- **Material**:

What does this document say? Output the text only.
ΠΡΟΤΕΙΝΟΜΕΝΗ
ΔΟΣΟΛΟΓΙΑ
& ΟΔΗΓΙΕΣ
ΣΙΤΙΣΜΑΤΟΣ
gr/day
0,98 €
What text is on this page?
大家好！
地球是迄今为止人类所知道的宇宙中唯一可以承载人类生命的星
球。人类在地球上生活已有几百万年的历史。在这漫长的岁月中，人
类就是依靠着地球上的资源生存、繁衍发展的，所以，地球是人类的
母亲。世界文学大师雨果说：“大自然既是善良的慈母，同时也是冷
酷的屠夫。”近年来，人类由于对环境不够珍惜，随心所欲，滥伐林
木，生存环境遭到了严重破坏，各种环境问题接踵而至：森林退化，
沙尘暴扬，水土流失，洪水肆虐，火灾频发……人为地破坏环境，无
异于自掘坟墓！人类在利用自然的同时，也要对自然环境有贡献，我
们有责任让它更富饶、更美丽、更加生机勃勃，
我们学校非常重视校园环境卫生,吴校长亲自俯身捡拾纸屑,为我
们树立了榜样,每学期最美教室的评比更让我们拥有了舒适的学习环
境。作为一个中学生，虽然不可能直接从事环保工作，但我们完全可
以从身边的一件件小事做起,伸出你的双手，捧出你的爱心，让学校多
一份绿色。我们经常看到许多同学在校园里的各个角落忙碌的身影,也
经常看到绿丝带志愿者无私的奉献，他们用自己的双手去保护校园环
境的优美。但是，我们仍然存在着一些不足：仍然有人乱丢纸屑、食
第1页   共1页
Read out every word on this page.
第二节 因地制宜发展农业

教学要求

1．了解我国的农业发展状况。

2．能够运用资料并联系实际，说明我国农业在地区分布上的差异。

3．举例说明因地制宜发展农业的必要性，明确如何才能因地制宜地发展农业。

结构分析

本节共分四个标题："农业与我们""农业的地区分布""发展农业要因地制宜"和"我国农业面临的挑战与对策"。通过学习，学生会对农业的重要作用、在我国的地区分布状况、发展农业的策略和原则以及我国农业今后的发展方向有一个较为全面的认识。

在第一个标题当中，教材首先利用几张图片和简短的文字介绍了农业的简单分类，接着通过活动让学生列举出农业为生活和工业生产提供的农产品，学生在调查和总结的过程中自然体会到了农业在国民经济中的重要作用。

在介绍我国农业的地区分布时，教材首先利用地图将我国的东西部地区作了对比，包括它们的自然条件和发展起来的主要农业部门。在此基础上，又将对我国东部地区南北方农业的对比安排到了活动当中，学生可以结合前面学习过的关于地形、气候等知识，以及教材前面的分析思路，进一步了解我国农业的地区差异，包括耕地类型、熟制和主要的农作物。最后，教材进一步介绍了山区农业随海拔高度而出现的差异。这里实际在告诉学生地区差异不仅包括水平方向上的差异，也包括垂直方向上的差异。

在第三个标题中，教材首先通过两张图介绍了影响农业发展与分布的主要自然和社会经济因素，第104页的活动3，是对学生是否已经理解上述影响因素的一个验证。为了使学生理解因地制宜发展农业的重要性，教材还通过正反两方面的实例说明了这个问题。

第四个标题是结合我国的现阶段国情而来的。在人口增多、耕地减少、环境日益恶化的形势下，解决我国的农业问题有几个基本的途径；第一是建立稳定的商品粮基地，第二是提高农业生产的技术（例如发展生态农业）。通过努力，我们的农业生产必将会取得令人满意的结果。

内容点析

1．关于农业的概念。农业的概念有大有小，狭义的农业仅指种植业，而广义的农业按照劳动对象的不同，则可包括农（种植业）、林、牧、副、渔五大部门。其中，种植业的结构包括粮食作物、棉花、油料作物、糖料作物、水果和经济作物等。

- **Task instructions**: Set out the complete listing exactly as shown.

- **Task solution**:
What does this document say? Output the text only.
ΠΡΟΤΕΙΝΟΜΕΝΗ
ΔΟΣΟΛΟΓΙΑ
& ΟΔΗΓΙΕΣ
ΣΙΤΙΣΜΑΤΟΣ
gr/day
0,98 €
What text is on this page?
大家好！
地球是迄今为止人类所知道的宇宙中唯一可以承载人类生命的星
球。人类在地球上生活已有几百万年的历史。在这漫长的岁月中，人
类就是依靠着地球上的资源生存、繁衍发展的，所以，地球是人类的
母亲。世界文学大师雨果说：“大自然既是善良的慈母，同时也是冷
酷的屠夫。”近年来，人类由于对环境不够珍惜，随心所欲，滥伐林
木，生存环境遭到了严重破坏，各种环境问题接踵而至：森林退化，
沙尘暴扬，水土流失，洪水肆虐，火灾频发……人为地破坏环境，无
异于自掘坟墓！人类在利用自然的同时，也要对自然环境有贡献，我
们有责任让它更富饶、更美丽、更加生机勃勃，
我们学校非常重视校园环境卫生,吴校长亲自俯身捡拾纸屑,为我
们树立了榜样,每学期最美教室的评比更让我们拥有了舒适的学习环
境。作为一个中学生，虽然不可能直接从事环保工作，但我们完全可
以从身边的一件件小事做起,伸出你的双手，捧出你的爱心，让学校多
一份绿色。我们经常看到许多同学在校园里的各个角落忙碌的身影,也
经常看到绿丝带志愿者无私的奉献，他们用自己的双手去保护校园环
境的优美。但是，我们仍然存在着一些不足：仍然有人乱丢纸屑、食
第1页   共1页
Read out every word on this page.
第二节 因地制宜发展农业

教学要求

1．了解我国的农业发展状况。

2．能够运用资料并联系实际，说明我国农业在地区分布上的差异。

3．举例说明因地制宜发展农业的必要性，明确如何才能因地制宜地发展农业。

结构分析

本节共分四个标题："农业与我们""农业的地区分布""发展农业要因地制宜"和"我国农业面临的挑战与对策"。通过学习，学生会对农业的重要作用、在我国的地区分布状况、发展农业的策略和原则以及我国农业今后的发展方向有一个较为全面的认识。

在第一个标题当中，教材首先利用几张图片和简短的文字介绍了农业的简单分类，接着通过活动让学生列举出农业为生活和工业生产提供的农产品，学生在调查和总结的过程中自然体会到了农业在国民经济中的重要作用。

在介绍我国农业的地区分布时，教材首先利用地图将我国的东西部地区作了对比，包括它们的自然条件和发展起来的主要农业部门。在此基础上，又将对我国东部地区南北方农业的对比安排到了活动当中，学生可以结合前面学习过的关于地形、气候等知识，以及教材前面的分析思路，进一步了解我国农业的地区差异，包括耕地类型、熟制和主要的农作物。最后，教材进一步介绍了山区农业随海拔高度而出现的差异。这里实际在告诉学生地区差异不仅包括水平方向上的差异，也包括垂直方向上的差异。

在第三个标题中，教材首先通过两张图介绍了影响农业发展与分布的主要自然和社会经济因素，第104页的活动3，是对学生是否已经理解上述影响因素的一个验证。为了使学生理解因地制宜发展农业的重要性，教材还通过正反两方面的实例说明了这个问题。

第四个标题是结合我国的现阶段国情而来的。在人口增多、耕地减少、环境日益恶化的形势下，解决我国的农业问题有几个基本的途径；第一是建立稳定的商品粮基地，第二是提高农业生产的技术（例如发展生态农业）。通过努力，我们的农业生产必将会取得令人满意的结果。

内容点析

1．关于农业的概念。农业的概念有大有小，狭义的农业仅指种植业，而广义的农业按照劳动对象的不同，则可包括农（种植业）、林、牧、副、渔五大部门。其中，种植业的结构包括粮食作物、棉花、油料作物、糖料作物、水果和经济作物等。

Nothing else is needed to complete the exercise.